> **Task to complete**
From the entries below, gather every line containing the string "Answer".

-=-=-

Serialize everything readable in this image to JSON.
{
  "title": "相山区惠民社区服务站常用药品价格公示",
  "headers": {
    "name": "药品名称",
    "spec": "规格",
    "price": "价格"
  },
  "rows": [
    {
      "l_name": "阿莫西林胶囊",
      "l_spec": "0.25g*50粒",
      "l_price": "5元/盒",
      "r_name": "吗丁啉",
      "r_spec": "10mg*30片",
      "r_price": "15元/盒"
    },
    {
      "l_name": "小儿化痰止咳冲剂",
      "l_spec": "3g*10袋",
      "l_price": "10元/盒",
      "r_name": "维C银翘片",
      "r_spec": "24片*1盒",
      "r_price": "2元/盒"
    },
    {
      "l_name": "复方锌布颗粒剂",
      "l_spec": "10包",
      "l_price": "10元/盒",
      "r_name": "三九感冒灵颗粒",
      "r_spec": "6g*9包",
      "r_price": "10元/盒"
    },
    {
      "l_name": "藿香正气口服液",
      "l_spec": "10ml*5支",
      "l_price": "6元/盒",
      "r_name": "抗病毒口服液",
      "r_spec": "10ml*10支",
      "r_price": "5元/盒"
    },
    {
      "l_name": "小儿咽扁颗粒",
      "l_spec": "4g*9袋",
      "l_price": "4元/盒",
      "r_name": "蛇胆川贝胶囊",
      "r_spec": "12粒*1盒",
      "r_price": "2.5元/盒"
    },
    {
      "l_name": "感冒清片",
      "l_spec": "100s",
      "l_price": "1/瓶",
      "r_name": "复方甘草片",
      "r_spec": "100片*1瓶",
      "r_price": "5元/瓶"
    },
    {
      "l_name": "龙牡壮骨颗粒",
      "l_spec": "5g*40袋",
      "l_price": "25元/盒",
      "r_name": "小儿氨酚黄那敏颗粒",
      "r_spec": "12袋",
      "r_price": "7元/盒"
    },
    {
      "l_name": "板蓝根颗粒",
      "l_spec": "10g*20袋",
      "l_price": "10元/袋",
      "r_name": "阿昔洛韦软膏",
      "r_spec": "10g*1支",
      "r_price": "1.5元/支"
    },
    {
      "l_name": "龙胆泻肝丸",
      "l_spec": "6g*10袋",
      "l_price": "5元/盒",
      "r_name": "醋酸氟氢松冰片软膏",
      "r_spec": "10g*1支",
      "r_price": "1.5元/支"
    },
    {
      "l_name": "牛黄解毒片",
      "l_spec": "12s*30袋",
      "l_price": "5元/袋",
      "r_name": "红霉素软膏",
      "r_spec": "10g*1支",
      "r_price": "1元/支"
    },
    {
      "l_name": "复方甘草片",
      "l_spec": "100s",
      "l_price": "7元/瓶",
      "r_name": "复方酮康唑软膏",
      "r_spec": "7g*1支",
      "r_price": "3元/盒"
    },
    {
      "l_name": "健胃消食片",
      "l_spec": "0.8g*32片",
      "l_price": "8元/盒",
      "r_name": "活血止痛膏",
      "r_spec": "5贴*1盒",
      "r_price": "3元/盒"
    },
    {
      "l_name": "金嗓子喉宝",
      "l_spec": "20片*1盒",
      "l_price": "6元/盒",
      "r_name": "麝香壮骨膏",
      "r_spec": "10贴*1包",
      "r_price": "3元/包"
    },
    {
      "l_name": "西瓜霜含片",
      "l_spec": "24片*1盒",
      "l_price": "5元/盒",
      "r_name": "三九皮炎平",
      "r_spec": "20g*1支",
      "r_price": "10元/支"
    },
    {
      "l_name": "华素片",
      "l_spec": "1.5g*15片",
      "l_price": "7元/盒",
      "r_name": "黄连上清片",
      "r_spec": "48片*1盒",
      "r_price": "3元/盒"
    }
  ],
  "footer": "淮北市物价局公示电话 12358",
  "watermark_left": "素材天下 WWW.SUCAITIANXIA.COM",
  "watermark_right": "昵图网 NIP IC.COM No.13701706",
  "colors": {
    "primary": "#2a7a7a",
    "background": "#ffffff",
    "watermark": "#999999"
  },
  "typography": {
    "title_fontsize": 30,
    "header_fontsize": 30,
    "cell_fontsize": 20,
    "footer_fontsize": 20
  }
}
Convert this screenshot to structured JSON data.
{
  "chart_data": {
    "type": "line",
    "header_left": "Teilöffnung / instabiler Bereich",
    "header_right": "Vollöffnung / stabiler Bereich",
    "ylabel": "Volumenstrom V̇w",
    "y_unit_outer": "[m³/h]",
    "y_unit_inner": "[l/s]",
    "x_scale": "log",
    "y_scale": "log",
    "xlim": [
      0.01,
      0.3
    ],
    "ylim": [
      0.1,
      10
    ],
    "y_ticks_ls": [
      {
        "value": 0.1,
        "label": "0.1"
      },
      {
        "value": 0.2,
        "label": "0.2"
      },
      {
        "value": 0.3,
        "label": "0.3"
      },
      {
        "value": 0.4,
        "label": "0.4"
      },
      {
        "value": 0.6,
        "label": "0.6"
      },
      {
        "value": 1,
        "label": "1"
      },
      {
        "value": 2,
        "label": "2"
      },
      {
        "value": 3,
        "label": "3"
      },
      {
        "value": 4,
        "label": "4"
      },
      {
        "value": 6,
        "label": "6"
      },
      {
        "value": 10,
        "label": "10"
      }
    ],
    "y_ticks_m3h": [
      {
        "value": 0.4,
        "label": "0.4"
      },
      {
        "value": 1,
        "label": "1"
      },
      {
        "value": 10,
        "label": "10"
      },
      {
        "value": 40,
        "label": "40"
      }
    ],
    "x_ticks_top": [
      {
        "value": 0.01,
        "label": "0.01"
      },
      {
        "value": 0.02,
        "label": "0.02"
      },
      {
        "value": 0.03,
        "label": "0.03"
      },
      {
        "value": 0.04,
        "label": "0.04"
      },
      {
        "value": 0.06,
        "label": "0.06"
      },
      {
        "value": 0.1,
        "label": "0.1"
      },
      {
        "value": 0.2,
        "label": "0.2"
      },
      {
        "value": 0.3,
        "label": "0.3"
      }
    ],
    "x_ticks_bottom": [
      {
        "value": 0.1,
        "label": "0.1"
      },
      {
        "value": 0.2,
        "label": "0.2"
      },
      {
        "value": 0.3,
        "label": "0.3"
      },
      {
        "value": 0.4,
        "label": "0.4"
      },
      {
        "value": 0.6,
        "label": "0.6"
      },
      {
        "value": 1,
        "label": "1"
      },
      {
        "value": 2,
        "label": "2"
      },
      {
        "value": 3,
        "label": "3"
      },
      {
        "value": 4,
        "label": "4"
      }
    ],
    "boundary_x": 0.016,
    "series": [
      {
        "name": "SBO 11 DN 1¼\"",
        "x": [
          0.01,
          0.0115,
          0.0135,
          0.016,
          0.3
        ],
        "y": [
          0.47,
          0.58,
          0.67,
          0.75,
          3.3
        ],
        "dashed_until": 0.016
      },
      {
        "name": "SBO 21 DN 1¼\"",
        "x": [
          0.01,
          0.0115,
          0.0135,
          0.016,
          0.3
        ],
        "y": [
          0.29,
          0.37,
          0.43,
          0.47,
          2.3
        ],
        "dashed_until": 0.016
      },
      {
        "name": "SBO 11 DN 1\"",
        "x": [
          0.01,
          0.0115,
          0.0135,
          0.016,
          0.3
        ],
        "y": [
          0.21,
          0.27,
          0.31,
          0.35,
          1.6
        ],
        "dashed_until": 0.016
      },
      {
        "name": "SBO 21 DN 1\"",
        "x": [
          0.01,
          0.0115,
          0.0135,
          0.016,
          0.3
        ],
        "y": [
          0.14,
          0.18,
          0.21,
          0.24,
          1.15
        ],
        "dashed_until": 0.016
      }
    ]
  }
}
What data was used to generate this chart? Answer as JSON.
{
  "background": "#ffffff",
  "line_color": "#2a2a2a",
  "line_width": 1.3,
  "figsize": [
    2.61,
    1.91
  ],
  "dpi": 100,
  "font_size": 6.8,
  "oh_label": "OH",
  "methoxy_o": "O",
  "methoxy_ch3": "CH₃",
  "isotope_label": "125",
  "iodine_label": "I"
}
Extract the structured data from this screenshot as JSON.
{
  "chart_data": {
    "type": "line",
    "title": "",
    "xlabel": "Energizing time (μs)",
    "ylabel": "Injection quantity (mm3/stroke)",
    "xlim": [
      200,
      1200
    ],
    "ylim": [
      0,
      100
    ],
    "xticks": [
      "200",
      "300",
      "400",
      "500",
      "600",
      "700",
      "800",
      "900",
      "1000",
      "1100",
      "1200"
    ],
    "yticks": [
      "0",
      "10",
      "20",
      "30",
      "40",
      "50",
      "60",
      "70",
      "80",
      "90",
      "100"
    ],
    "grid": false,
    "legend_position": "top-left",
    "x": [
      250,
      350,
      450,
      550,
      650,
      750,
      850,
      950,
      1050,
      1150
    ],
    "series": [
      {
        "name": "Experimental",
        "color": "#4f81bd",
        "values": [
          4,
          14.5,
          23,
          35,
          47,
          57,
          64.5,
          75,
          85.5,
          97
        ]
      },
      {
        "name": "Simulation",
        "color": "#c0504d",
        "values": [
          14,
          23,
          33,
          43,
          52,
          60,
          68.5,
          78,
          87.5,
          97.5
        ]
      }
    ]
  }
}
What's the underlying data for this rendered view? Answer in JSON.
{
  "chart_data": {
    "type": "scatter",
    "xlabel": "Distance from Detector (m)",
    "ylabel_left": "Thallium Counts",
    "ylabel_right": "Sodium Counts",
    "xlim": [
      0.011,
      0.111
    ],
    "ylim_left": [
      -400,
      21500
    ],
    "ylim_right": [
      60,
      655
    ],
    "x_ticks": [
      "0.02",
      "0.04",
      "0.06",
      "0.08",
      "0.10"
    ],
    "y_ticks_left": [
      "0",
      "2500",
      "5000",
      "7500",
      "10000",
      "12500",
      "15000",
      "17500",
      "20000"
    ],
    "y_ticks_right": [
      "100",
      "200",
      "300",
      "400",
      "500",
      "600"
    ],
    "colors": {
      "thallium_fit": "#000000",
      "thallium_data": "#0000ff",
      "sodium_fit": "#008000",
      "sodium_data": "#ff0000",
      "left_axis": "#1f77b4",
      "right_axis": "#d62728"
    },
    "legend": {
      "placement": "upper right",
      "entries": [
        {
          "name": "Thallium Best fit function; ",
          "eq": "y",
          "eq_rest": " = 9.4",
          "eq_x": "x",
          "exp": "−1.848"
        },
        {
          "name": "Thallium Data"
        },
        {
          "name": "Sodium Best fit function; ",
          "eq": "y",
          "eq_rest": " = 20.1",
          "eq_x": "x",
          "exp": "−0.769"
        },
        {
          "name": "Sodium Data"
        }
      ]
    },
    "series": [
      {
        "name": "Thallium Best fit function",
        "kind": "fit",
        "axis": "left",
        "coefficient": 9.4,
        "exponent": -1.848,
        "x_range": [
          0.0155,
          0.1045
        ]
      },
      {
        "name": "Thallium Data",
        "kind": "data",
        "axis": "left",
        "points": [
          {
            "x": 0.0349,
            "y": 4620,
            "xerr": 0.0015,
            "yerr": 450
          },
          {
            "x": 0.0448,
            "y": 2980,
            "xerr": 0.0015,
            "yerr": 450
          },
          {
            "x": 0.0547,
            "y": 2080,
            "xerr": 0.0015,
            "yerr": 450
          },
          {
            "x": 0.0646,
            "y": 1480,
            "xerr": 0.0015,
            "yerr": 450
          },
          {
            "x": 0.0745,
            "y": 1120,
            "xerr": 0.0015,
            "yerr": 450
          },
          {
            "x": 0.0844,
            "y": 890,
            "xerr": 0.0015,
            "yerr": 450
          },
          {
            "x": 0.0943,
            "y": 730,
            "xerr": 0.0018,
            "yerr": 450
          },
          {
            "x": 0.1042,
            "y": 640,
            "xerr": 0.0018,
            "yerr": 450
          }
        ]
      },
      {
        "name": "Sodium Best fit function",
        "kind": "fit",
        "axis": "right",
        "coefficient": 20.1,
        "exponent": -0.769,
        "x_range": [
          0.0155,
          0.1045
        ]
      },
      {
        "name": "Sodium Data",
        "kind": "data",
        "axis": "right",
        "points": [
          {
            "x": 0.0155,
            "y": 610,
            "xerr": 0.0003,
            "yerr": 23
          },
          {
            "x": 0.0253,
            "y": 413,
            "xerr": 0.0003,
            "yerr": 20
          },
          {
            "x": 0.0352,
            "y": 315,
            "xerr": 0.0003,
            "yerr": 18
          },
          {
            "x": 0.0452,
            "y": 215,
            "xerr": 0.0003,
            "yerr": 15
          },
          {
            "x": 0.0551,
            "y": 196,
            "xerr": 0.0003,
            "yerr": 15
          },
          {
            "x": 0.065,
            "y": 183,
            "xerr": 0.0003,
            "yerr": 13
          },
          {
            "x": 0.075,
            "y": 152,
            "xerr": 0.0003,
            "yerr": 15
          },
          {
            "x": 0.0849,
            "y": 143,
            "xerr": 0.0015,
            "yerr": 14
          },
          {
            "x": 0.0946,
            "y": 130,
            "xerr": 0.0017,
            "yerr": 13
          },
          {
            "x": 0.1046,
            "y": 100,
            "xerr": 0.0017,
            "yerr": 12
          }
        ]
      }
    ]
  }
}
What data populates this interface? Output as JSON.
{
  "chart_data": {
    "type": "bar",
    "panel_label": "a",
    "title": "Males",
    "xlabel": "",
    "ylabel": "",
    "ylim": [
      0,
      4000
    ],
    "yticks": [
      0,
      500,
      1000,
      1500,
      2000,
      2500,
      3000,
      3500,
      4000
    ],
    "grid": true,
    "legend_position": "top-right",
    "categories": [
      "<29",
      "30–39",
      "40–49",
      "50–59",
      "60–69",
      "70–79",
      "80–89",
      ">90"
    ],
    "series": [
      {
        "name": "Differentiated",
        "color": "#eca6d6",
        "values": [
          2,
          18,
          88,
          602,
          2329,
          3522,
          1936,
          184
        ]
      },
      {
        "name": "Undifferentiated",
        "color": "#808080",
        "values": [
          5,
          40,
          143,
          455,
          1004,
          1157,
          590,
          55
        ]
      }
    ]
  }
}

-=-=-

> **The output**
What data was used to generate this chart? Answer as JSON.
What's the underlying data for this rendered view? Answer in JSON.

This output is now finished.